Task prompt >>
Using the listing below, give the number of lines where "toutes" appears, and nothing else.

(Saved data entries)
* Begin *

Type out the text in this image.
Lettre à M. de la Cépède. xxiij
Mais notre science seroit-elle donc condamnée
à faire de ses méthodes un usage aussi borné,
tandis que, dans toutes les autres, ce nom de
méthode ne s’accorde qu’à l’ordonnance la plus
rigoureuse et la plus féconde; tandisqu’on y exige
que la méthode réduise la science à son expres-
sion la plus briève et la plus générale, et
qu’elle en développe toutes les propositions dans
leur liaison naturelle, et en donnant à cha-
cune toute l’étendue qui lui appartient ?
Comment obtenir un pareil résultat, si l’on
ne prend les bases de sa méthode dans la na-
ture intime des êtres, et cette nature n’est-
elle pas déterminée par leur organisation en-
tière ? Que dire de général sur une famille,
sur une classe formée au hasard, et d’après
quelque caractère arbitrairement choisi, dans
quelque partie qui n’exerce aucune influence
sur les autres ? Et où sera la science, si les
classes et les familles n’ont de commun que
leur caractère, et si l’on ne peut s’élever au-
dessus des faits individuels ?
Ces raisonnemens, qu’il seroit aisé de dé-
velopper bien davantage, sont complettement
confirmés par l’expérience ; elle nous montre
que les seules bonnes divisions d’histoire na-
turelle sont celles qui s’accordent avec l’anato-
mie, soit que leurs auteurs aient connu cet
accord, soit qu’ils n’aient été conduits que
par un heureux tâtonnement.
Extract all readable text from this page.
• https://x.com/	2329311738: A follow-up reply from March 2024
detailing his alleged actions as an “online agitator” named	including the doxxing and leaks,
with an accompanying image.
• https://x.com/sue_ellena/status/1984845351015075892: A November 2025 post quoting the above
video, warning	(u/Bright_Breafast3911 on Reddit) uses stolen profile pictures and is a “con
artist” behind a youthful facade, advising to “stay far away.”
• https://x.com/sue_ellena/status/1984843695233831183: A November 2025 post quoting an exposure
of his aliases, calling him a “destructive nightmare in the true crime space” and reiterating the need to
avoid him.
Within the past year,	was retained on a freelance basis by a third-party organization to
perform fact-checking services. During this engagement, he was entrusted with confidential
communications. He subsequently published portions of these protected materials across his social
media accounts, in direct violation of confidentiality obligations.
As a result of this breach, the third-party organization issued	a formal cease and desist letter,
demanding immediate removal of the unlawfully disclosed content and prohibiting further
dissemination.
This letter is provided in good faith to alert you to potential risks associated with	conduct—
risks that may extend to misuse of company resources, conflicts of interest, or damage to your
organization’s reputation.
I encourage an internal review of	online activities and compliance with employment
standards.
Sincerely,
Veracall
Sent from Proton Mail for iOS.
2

* End *

Output for this task >>
2